____ DATA PROVIDED

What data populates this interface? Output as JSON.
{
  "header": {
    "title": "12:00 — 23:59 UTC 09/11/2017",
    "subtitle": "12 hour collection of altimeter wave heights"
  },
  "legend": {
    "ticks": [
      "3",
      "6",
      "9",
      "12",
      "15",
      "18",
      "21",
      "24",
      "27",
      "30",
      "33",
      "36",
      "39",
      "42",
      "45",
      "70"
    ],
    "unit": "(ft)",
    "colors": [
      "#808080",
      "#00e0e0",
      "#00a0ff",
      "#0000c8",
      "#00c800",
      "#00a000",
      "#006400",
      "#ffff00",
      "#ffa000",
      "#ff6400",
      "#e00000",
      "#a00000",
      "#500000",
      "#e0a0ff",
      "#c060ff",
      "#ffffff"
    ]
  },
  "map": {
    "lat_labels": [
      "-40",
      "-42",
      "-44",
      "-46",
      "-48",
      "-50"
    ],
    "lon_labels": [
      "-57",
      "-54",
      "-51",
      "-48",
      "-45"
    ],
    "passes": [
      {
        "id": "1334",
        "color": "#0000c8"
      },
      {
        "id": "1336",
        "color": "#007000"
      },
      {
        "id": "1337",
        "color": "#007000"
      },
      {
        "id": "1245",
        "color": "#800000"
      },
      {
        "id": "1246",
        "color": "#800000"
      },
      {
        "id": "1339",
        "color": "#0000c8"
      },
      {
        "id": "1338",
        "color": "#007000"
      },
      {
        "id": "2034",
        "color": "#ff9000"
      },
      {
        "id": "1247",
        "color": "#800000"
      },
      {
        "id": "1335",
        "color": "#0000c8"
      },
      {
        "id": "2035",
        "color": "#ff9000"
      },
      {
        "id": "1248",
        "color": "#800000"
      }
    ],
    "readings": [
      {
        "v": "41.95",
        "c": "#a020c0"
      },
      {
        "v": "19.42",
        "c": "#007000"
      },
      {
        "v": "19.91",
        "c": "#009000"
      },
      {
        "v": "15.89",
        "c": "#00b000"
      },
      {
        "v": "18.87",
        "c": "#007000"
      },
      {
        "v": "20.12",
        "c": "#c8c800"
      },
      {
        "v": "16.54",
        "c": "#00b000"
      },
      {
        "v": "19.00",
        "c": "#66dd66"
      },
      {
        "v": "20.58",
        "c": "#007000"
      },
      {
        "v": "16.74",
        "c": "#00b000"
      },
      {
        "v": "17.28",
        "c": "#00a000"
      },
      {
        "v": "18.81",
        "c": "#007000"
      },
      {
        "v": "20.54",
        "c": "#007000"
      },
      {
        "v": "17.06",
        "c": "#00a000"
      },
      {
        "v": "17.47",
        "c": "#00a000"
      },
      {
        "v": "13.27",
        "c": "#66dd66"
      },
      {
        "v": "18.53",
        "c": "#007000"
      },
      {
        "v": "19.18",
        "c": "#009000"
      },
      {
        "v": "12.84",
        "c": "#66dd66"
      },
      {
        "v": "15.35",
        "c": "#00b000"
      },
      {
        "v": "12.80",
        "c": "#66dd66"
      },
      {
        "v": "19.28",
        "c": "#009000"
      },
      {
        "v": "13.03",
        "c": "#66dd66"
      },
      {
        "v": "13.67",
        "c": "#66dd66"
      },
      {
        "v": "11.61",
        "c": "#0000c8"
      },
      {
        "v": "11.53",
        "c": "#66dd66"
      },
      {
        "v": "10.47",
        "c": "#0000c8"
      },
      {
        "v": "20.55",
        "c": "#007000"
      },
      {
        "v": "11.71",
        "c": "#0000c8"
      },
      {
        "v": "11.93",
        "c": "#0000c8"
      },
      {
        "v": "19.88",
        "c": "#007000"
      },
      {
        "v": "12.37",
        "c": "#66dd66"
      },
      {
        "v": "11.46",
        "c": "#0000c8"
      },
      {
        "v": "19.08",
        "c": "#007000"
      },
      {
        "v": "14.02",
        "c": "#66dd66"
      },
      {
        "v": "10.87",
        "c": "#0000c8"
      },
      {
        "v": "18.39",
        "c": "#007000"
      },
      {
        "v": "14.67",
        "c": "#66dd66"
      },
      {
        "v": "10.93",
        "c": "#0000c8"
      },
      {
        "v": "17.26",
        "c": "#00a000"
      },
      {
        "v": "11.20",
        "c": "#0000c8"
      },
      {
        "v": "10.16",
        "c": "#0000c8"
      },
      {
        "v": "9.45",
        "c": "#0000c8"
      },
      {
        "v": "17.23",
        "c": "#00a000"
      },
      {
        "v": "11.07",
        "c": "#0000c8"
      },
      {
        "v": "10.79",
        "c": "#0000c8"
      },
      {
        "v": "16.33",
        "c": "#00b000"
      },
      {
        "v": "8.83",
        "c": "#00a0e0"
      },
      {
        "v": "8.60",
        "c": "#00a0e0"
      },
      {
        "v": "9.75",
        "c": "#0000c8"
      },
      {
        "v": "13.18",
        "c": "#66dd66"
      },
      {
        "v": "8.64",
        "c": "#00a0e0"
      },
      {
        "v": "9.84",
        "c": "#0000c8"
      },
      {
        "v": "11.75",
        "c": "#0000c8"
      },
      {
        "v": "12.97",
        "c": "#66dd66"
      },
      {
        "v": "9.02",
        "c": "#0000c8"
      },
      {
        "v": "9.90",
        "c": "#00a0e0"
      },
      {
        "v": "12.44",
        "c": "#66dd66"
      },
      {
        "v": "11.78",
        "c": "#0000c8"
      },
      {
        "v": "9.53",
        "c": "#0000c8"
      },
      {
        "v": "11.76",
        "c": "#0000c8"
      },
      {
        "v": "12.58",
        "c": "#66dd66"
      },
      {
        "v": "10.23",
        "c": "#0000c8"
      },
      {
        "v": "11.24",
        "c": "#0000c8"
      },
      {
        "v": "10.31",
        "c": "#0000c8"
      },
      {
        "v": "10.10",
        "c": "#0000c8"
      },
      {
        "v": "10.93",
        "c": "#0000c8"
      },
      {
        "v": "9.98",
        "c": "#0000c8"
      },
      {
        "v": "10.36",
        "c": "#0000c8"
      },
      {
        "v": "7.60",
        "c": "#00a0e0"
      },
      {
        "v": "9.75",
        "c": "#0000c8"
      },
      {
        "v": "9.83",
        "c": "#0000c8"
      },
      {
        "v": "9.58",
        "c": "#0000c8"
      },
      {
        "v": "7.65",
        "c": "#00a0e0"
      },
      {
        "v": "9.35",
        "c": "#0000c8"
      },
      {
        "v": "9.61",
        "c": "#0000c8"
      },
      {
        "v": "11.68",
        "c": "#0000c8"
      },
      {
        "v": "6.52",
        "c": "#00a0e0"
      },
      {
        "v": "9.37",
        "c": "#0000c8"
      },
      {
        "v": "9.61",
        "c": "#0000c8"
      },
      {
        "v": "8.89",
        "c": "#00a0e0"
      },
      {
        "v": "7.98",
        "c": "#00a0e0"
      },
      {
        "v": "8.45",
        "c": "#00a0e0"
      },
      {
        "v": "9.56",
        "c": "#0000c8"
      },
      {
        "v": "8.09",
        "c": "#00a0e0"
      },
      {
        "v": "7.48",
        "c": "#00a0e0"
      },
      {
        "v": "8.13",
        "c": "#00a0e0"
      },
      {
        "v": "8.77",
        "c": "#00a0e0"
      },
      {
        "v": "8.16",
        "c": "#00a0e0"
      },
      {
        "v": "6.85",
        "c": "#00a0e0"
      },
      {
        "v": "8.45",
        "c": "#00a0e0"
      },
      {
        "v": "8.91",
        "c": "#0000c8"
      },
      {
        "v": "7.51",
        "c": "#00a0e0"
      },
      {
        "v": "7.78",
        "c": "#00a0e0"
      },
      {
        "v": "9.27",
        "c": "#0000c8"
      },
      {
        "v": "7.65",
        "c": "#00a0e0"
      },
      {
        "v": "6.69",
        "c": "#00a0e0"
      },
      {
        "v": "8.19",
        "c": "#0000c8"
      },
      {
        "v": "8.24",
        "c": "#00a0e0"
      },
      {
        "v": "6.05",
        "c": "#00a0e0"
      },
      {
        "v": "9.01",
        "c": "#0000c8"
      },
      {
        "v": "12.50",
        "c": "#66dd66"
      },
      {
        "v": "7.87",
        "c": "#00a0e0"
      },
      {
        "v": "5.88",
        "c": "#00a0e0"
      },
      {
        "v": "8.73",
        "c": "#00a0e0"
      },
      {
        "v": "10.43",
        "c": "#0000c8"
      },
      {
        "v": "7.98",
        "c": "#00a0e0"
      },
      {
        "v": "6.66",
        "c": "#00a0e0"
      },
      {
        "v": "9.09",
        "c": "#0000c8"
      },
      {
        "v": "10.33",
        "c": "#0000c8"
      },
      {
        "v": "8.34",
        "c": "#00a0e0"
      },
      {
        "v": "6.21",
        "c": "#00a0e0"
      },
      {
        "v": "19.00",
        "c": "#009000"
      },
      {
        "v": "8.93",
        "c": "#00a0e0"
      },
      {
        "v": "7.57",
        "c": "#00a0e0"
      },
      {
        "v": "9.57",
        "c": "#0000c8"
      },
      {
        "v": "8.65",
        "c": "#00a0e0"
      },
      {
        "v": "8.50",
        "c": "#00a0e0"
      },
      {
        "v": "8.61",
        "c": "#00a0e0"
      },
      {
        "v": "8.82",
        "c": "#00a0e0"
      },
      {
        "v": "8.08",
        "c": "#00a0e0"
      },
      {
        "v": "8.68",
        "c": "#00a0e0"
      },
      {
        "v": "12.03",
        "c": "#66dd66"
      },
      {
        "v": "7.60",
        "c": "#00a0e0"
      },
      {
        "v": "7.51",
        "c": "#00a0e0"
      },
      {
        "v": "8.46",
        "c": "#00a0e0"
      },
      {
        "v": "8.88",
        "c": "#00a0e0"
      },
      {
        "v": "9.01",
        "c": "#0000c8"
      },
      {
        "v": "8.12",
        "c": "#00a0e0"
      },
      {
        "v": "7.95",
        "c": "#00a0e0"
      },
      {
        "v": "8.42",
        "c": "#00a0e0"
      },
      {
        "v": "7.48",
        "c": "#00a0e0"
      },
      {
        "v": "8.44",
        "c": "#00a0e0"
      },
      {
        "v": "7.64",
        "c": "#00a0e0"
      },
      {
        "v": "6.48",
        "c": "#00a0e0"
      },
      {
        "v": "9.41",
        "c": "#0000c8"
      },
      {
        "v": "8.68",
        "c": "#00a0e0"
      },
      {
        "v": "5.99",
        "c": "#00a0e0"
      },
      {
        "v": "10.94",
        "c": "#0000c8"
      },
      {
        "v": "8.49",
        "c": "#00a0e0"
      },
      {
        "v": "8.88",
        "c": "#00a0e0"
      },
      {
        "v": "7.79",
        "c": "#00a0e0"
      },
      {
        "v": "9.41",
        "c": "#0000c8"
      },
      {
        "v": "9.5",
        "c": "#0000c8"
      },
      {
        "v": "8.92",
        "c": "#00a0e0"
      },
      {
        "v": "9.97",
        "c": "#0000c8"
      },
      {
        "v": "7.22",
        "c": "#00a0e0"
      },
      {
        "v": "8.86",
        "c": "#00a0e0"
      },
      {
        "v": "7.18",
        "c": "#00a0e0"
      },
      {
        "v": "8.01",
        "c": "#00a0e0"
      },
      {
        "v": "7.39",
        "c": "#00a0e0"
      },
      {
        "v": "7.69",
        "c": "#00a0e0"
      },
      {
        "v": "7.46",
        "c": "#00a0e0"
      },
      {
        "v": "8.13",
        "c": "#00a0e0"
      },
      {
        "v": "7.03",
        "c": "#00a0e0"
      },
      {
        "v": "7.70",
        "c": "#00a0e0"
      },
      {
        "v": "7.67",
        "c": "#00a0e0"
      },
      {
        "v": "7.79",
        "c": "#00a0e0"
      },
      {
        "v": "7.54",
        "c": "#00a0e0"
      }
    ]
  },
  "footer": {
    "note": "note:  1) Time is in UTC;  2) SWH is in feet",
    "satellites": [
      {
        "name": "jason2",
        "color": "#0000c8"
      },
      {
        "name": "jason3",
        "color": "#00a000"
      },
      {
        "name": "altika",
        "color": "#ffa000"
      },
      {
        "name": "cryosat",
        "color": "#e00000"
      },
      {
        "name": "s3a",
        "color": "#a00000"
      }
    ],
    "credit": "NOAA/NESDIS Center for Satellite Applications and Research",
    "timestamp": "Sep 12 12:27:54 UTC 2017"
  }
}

________

• GOAL
Copy out every line with the word "name".

• EXERCISE SOLUTION
        "name": "jason2",
        "name": "jason3",
        "name": "altika",
        "name": "cryosat",
        "name": "s3a",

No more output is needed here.